-- Start of Source extract --
# Banking in Mexico



## robop

How do you transfer U.S. funds to an established Mexican bank account and avoid foreign transaction fees?

Using ATM transaction will eat you alive for small cash needs. How do you buy property or business with larger amounts of foreign money?

I have a Citi account ( Banamex relationship) but I still get hit with fees from Banamex when I withdraw money via ATM. Citi does not charge any fees, unless there in cahoots with Banamex!

Can you deposit checks in a Mexican account w/o transaction fees?


----------



## chicois8

You can open a Banamex account through Citi International Services while in the USA, when you arrive in Mexico you simply go to the Banamex branch,sign some paperwork and you account is opened...

You could then open a Banamex USA account online and send funds to a Banamex account with no fees...Banamex and Banamex USA are both owned by Citi bank...All accounts will link up...Banamex USA ATM card in a Banamex ATM=no fees...$300.00 a day withdrawl...

You can open a Citi Gold Account and use ATM card in a Banamex ATM= $2000.00 a day......no fees........






robop said:


> How do you transfer U.S. funds to an established Mexican bank account and avoid foreign transaction fees?
> 
> Using ATM transaction will eat you alive for small cash needs. How do you buy property or business with larger amounts of foreign money?
> 
> I have a Citi account ( Banamex relationship) but I still get hit with fees from Banamex when I withdraw money via ATM. Citi does not charge any fees, unless there in cahoots with Banamex!
> 
> Can you deposit checks in a Mexican account w/o transaction fees?


----------



## NORM123

If you have a B of A checking, you can withdraw $ at Santander bank, ATM, with zero charges


----------



## telcoman

Bank of America is associated with Scotiabank. there are plenty of their ATM'S aroudn as well. Should be fees.


----------



## joaquinx

NORM123 said:


> If you have a B of A checking, you can withdraw $ at Santander bank, ATM, with zero charges


And Scotia.


----------



## telcoman

Scotia is Scotiabank. Its a canadian bank. I also meant to say, "Should be NO fees." Also check your transaction on line, no matter where you use an ATM. Two years ago, I withdrew 2000 pesos. It went through at 3000 dollars, well above my daily limit, BTW. It was fixed, but I had to contact my home bank to get it done.


----------



## joaquinx

telcoman said:


> Scotia is Scotiabank. Its a canadian bank. I also meant to say, "Should be NO fees." Also check your transaction on line, no matter where you use an ATM. Two years ago, I withdrew 2000 pesos. It went through at 3000 dollars, well above my daily limit, BTW. It was fixed, but I had to contact my home bank to get it done.


Oops, I missed your post on Scotiabank. If I had read it, I would not have posted that Scotiabank was another choice other than Santander for no fee withdraws.


----------



## f3drivr

Scotiabank is part of the Global ATM Alliance along with Bank of America and Santander and there are no fees for using machines within the alliance. If you are Canadian and have an account at ScotiaBank you will still pay a 2.5% currency conversion on top of the interbank rate. It is hidden in the exchange rate and you do not see it, 2.5% is standard at all Canadian Banks and most charge a foreign ATM transaction fee on top of that which can vary. The currency conversion is not the same at all US banks. There is a chart here:
Credit/Debit/ATM Cards and Foreign Exchange - FlyerGuide Wiki


I use XEtrade to buy pesos and wire them to my Mexican Bank account. I pay about 1.2% and no other fees. about 50% of what the Canadian banks would charge me. If I were in the US I would use the Bank of America global ATM alliance deal.
-- End of Source extract --
Written instruction 1
Could you transcribe the passage of the Mexico banking thread that begins at the words "You could then" and stops after "a day......no fees........"?
Written instruction 2
How would the Mexico banking thread go on? Write its next part, starting right after its final sentence.
-- Start of Given information --
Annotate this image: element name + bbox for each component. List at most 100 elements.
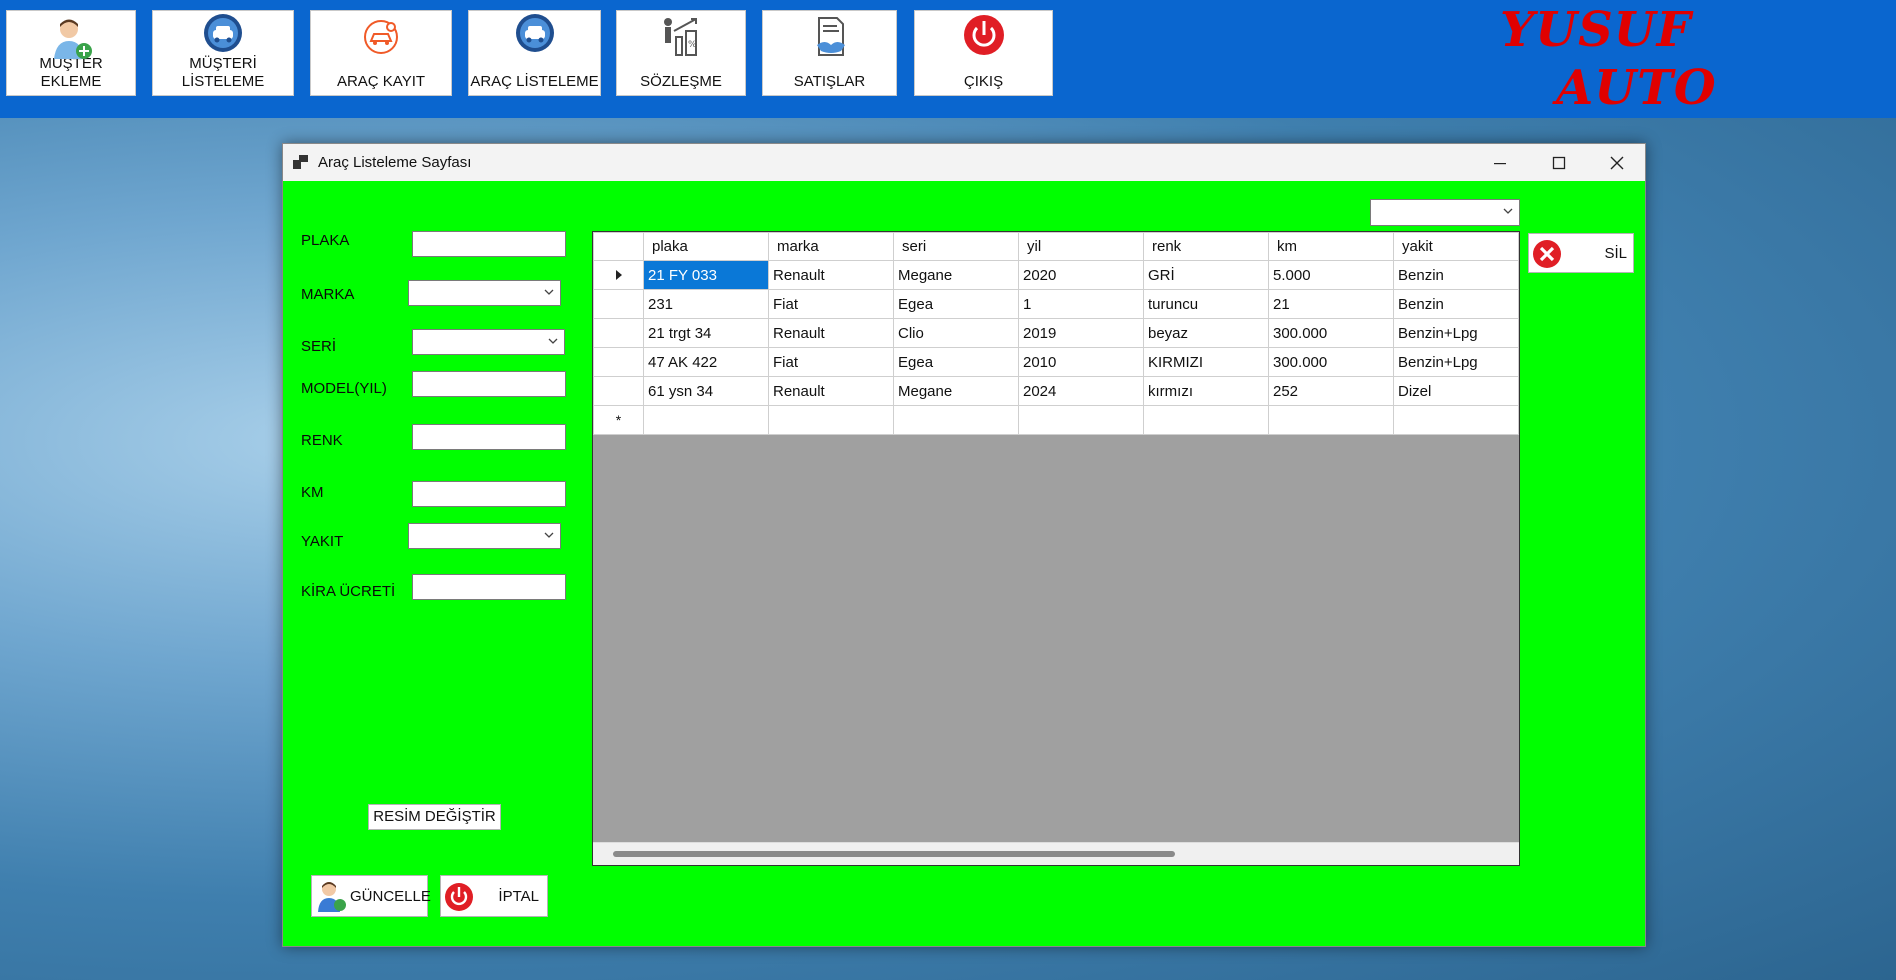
marka-select[interactable] <box>408 280 561 306</box>
guncelle-button[interactable]: GÜNCELLE <box>311 875 431 917</box>
menu-label: ARAÇ KAYIT <box>336 73 426 90</box>
yakit-label: YAKIT <box>301 533 344 550</box>
table-cell[interactable]: Dizel <box>1393 376 1519 406</box>
table-cell[interactable]: kırmızı <box>1143 376 1269 406</box>
maximize-button[interactable] <box>1530 144 1588 181</box>
app-icon <box>293 155 308 169</box>
column-header[interactable]: yil <box>1018 232 1144 261</box>
column-header[interactable]: marka <box>768 232 894 261</box>
table-cell[interactable]: Megane <box>893 260 1019 290</box>
kira-ucreti-label: KİRA ÜCRETİ <box>301 583 396 600</box>
new-row[interactable]: * <box>593 405 1519 435</box>
table-cell[interactable]: 2019 <box>1018 318 1144 348</box>
row-header[interactable] <box>593 347 644 377</box>
minimize-button[interactable] <box>1471 144 1529 181</box>
table-row[interactable]: 231 Fiat Egea 1 turuncu 21 Benzin <box>593 289 1519 319</box>
sozlesme-button[interactable]: % SÖZLEŞME <box>616 10 746 96</box>
table-cell[interactable] <box>1143 405 1269 435</box>
table-cell[interactable]: 21 <box>1268 289 1394 319</box>
table-cell[interactable]: Renault <box>768 318 894 348</box>
add-customer-icon <box>54 19 92 59</box>
table-cell[interactable]: 300.000 <box>1268 318 1394 348</box>
row-header[interactable] <box>593 260 644 290</box>
grid-header-row: plaka marka seri yil renk km yakit <box>593 232 1519 261</box>
table-cell[interactable]: 252 <box>1268 376 1394 406</box>
table-cell[interactable]: Megane <box>893 376 1019 406</box>
table-cell[interactable] <box>1018 405 1144 435</box>
km-input[interactable] <box>412 481 566 507</box>
musteri-ekleme-button[interactable]: MÜŞTER EKLEME <box>6 10 136 96</box>
table-cell[interactable]: 1 <box>1018 289 1144 319</box>
table-cell[interactable]: Renault <box>768 260 894 290</box>
renk-input[interactable] <box>412 424 566 450</box>
menu-label: SÖZLEŞME <box>640 73 722 90</box>
table-cell[interactable] <box>643 405 769 435</box>
row-header[interactable] <box>593 289 644 319</box>
yakit-select[interactable] <box>408 523 561 549</box>
table-cell[interactable]: Benzin+Lpg <box>1393 347 1519 377</box>
table-cell[interactable]: 2024 <box>1018 376 1144 406</box>
model-input[interactable] <box>412 371 566 397</box>
row-header[interactable] <box>593 376 644 406</box>
chevron-down-icon <box>544 289 554 295</box>
table-cell[interactable]: KIRMIZI <box>1143 347 1269 377</box>
table-cell[interactable]: Egea <box>893 347 1019 377</box>
table-cell[interactable]: Renault <box>768 376 894 406</box>
maximize-icon <box>1552 156 1566 169</box>
table-cell[interactable]: 47 AK 422 <box>643 347 769 377</box>
plaka-label: PLAKA <box>301 232 350 249</box>
table-cell[interactable]: Egea <box>893 289 1019 319</box>
arac-listeleme-button[interactable]: ARAÇ LİSTELEME <box>468 10 601 96</box>
table-cell[interactable]: Fiat <box>768 289 894 319</box>
table-row[interactable]: 47 AK 422 Fiat Egea 2010 KIRMIZI 300.000… <box>593 347 1519 377</box>
scrollbar-thumb[interactable] <box>613 851 1175 857</box>
column-header[interactable]: km <box>1268 232 1394 261</box>
table-row[interactable]: 21 trgt 34 Renault Clio 2019 beyaz 300.0… <box>593 318 1519 348</box>
table-cell[interactable]: GRİ <box>1143 260 1269 290</box>
logo-line1: YUSUF <box>1500 2 1692 58</box>
table-cell[interactable] <box>1393 405 1519 435</box>
table-cell[interactable]: 2010 <box>1018 347 1144 377</box>
table-cell[interactable]: Benzin+Lpg <box>1393 318 1519 348</box>
table-cell[interactable]: 300.000 <box>1268 347 1394 377</box>
table-cell[interactable]: 5.000 <box>1268 260 1394 290</box>
musteri-listeleme-button[interactable]: MÜŞTERİ LİSTELEME <box>152 10 294 96</box>
table-cell[interactable]: beyaz <box>1143 318 1269 348</box>
table-cell[interactable] <box>1268 405 1394 435</box>
filter-select[interactable] <box>1370 199 1520 226</box>
table-cell[interactable]: 21 FY 033 <box>643 260 769 290</box>
table-cell[interactable]: turuncu <box>1143 289 1269 319</box>
table-row[interactable]: 21 FY 033 Renault Megane 2020 GRİ 5.000 … <box>593 260 1519 290</box>
column-header[interactable]: yakit <box>1393 232 1519 261</box>
column-header[interactable]: renk <box>1143 232 1269 261</box>
plaka-input[interactable] <box>412 231 566 257</box>
table-cell[interactable]: Benzin <box>1393 289 1519 319</box>
table-cell[interactable]: Clio <box>893 318 1019 348</box>
cikis-button[interactable]: ÇIKIŞ <box>914 10 1053 96</box>
table-cell[interactable]: 2020 <box>1018 260 1144 290</box>
arac-kayit-button[interactable]: ARAÇ KAYIT <box>310 10 452 96</box>
column-header[interactable]: plaka <box>643 232 769 261</box>
kira-ucreti-input[interactable] <box>412 574 566 600</box>
close-button[interactable] <box>1588 144 1646 181</box>
satislar-button[interactable]: SATIŞLAR <box>762 10 897 96</box>
table-cell[interactable]: Benzin <box>1393 260 1519 290</box>
table-row[interactable]: 61 ysn 34 Renault Megane 2024 kırmızı 25… <box>593 376 1519 406</box>
seri-select[interactable] <box>412 329 565 355</box>
resim-degistir-button[interactable]: RESİM DEĞİŞTİR <box>368 804 501 830</box>
window-titlebar: Araç Listeleme Sayfası <box>283 144 1645 181</box>
table-cell[interactable]: 231 <box>643 289 769 319</box>
table-cell[interactable] <box>893 405 1019 435</box>
table-cell[interactable]: 21 trgt 34 <box>643 318 769 348</box>
table-cell[interactable]: Fiat <box>768 347 894 377</box>
logo-line2: AUTO <box>1556 60 1717 116</box>
horizontal-scrollbar[interactable] <box>593 842 1519 865</box>
table-cell[interactable] <box>768 405 894 435</box>
column-header[interactable]: seri <box>893 232 1019 261</box>
table-cell[interactable]: 61 ysn 34 <box>643 376 769 406</box>
iptal-button[interactable]: İPTAL <box>440 875 548 917</box>
vehicle-data-grid[interactable]: plaka marka seri yil renk km yakit 21 FY… <box>592 231 1520 866</box>
row-header[interactable] <box>593 318 644 348</box>
delete-icon <box>1533 240 1561 268</box>
sil-button[interactable]: SİL <box>1528 233 1634 273</box>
-- End of Given information --
Final result 1
You could then open a Banamex USA account online and send funds to a Banamex account with no fees...Banamex and Banamex USA are both owned by Citi bank...All accounts will link up...Banamex USA ATM card in a Banamex ATM=no fees...$300.00 a day withdrawl...

You can open a Citi Gold Account and use ATM card in a Banamex ATM= $2000.00 a day......no fees........

Final result 2
----------



## HolyMole

*Internet Security*



telcoman said:


> Scotia is Scotiabank. Its a canadian bank. I also meant to say, "Should be NO fees." Also check your transaction on line, no matter where you use an ATM. Two years ago, I withdrew 2000 pesos. It went through at 3000 dollars, well above my daily limit, BTW. It was fixed, but I had to contact my home bank to get it done.


First, a disclaimer: I am very definitely not a computer whiz or Internet security expert. I don't bring a laptop to Mexico, but use Internet cafes. That said, I have been cautioned many times by several Canadian banks against using either Internet cafes, or WiFi zones to do on-line banking from Mexico.
We go to Mexico for 5-6 months. I do all my banking - 6 month's worth - in advance, using a Scotiabank ATM card for all cash requirements.
For emergencies, I carry the usual credit cards but have never used them in Mexico.
I would attempt to access my on-line bank accounts, (even just to check that an ATM cash withdrawal went through correctly) only in emergency situations.
The whole question of Internet security and banking scares the hell out of me.


----------



## joaquinx

Before I bought my laptop and had Internet installed at my residence, I used Internet cafes all the time. Albeit, I did use, what appeared to be, a more reputable one to check on my bank account and never had problems. The choice, of course, is still the users and I would not recommend bring more stress and worry to anyone living in Mexico.


----------



## sparks

My bank places a 'cookie' on my home computer so I don't have to answer extra security questions. If I use a friends computer or Cafe ... it doesn't see the cookie so asks me security questions. Then it asks me if I want that cookie on the 'new' computer ... suggesting it is not safe if the computer is for public use.

I have heard of 'key loggers' that record key strokes which might defeat the extra security


----------



## ReefHound

sparks said:


> My bank places a 'cookie' on my home computer so I don't have to answer extra security questions. If I use a friends computer or Cafe ... it doesn't see the cookie so asks me security questions. Then it asks me if I want that cookie on the 'new' computer ... suggesting it is not safe if the computer is for public use.
> 
> I have heard of 'key loggers' that record key strokes which might defeat the extra security


If one plans to use public computers one should be sure to always log off. And learn how to use browsers to delete the browsing history and cookies and cache before you leave the machine.

Still, anytime you use someone else's computer (internet cafes) there could be keystroke recorders or other logging software installed that renders the previous steps inadequate. The best you can do is change your passwords as soon as possible after using one on a public computer.


----------



## RVGRINGO

A bank's agent may not conduct business on the open forum. Please contact your bank directly and confirm his authenticity.


----------



## grndy85

*Thanks*

Thank you for your help RVGringo...



RVGRINGO said:


> A bank's agent may not conduct business on the open forum. Please contact your bank directly and confirm his authenticity.


----------



## holodeck

Can I rent a safe deposit box in Mexico ?


----------



## RVGRINGO

I don't know of banks with that service, or if they exist elsewhere, or if it would be a wise choice.


----------



## holodeck

RVGRINGO, Thanks for the reply. Are banks in Mexico that untrustworthy ?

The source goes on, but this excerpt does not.